### Exercise data ###

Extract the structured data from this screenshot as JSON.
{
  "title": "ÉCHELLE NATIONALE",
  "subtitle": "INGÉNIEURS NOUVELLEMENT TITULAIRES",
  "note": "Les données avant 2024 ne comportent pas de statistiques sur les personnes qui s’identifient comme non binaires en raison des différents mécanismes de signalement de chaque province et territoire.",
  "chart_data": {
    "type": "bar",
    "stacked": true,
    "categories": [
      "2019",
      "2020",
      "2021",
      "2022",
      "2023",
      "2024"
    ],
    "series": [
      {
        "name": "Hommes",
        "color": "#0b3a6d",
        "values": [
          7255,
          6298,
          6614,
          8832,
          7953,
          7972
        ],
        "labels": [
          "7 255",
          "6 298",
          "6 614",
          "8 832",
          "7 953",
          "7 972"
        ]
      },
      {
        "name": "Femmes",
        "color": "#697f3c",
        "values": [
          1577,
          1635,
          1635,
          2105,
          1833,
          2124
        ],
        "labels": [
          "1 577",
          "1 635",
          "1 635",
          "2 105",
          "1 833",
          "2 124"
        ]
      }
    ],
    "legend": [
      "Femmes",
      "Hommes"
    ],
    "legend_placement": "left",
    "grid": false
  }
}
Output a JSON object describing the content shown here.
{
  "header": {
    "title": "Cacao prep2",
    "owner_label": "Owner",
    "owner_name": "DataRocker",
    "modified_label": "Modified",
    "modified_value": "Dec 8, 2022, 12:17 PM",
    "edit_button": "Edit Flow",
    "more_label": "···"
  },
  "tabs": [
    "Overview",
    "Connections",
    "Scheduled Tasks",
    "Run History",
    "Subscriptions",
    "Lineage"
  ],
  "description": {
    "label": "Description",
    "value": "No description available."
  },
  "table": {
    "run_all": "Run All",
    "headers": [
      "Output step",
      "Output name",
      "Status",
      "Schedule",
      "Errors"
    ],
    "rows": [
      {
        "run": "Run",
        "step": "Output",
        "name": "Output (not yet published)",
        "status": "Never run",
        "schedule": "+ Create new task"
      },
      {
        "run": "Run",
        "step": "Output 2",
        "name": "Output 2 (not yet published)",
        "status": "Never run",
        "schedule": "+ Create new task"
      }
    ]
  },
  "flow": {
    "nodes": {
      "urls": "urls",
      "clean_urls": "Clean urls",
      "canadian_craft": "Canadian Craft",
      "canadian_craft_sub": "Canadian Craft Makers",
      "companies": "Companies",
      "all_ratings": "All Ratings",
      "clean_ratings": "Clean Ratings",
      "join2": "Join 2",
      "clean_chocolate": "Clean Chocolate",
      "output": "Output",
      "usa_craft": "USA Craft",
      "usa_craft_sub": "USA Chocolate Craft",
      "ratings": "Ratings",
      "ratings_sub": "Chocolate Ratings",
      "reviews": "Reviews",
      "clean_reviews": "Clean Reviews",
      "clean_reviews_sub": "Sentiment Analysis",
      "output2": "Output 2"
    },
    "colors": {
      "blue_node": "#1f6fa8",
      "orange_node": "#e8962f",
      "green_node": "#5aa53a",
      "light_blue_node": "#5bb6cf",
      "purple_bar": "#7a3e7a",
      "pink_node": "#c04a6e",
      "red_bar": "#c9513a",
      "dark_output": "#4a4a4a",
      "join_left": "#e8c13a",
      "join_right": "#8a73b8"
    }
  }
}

###

Would you copy out each line exactly as written?

Task output →
Extract the structured data from this screenshot as JSON.
{
  "title": "ÉCHELLE NATIONALE",
  "subtitle": "INGÉNIEURS NOUVELLEMENT TITULAIRES",
  "note": "Les données avant 2024 ne comportent pas de statistiques sur les personnes qui s’identifient comme non binaires en raison des différents mécanismes de signalement de chaque province et territoire.",
  "chart_data": {
    "type": "bar",
    "stacked": true,
    "categories": [
      "2019",
      "2020",
      "2021",
      "2022",
      "2023",
      "2024"
    ],
    "series": [
      {
        "name": "Hommes",
        "color": "#0b3a6d",
        "values": [
          7255,
          6298,
          6614,
          8832,
          7953,
          7972
        ],
        "labels": [
          "7 255",
          "6 298",
          "6 614",
          "8 832",
          "7 953",
          "7 972"
        ]
      },
      {
        "name": "Femmes",
        "color": "#697f3c",
        "values": [
          1577,
          1635,
          1635,
          2105,
          1833,
          2124
        ],
        "labels": [
          "1 577",
          "1 635",
          "1 635",
          "2 105",
          "1 833",
          "2 124"
        ]
      }
    ],
    "legend": [
      "Femmes",
      "Hommes"
    ],
    "legend_placement": "left",
    "grid": false
  }
}
Output a JSON object describing the content shown here.
{
  "header": {
    "title": "Cacao prep2",
    "owner_label": "Owner",
    "owner_name": "DataRocker",
    "modified_label": "Modified",
    "modified_value": "Dec 8, 2022, 12:17 PM",
    "edit_button": "Edit Flow",
    "more_label": "···"
  },
  "tabs": [
    "Overview",
    "Connections",
    "Scheduled Tasks",
    "Run History",
    "Subscriptions",
    "Lineage"
  ],
  "description": {
    "label": "Description",
    "value": "No description available."
  },
  "table": {
    "run_all": "Run All",
    "headers": [
      "Output step",
      "Output name",
      "Status",
      "Schedule",
      "Errors"
    ],
    "rows": [
      {
        "run": "Run",
        "step": "Output",
        "name": "Output (not yet published)",
        "status": "Never run",
        "schedule": "+ Create new task"
      },
      {
        "run": "Run",
        "step": "Output 2",
        "name": "Output 2 (not yet published)",
        "status": "Never run",
        "schedule": "+ Create new task"
      }
    ]
  },
  "flow": {
    "nodes": {
      "urls": "urls",
      "clean_urls": "Clean urls",
      "canadian_craft": "Canadian Craft",
      "canadian_craft_sub": "Canadian Craft Makers",
      "companies": "Companies",
      "all_ratings": "All Ratings",
      "clean_ratings": "Clean Ratings",
      "join2": "Join 2",
      "clean_chocolate": "Clean Chocolate",
      "output": "Output",
      "usa_craft": "USA Craft",
      "usa_craft_sub": "USA Chocolate Craft",
      "ratings": "Ratings",
      "ratings_sub": "Chocolate Ratings",
      "reviews": "Reviews",
      "clean_reviews": "Clean Reviews",
      "clean_reviews_sub": "Sentiment Analysis",
      "output2": "Output 2"
    },
    "colors": {
      "blue_node": "#1f6fa8",
      "orange_node": "#e8962f",
      "green_node": "#5aa53a",
      "light_blue_node": "#5bb6cf",
      "purple_bar": "#7a3e7a",
      "pink_node": "#c04a6e",
      "red_bar": "#c9513a",
      "dark_output": "#4a4a4a",
      "join_left": "#e8c13a",
      "join_right": "#8a73b8"
    }
  }
}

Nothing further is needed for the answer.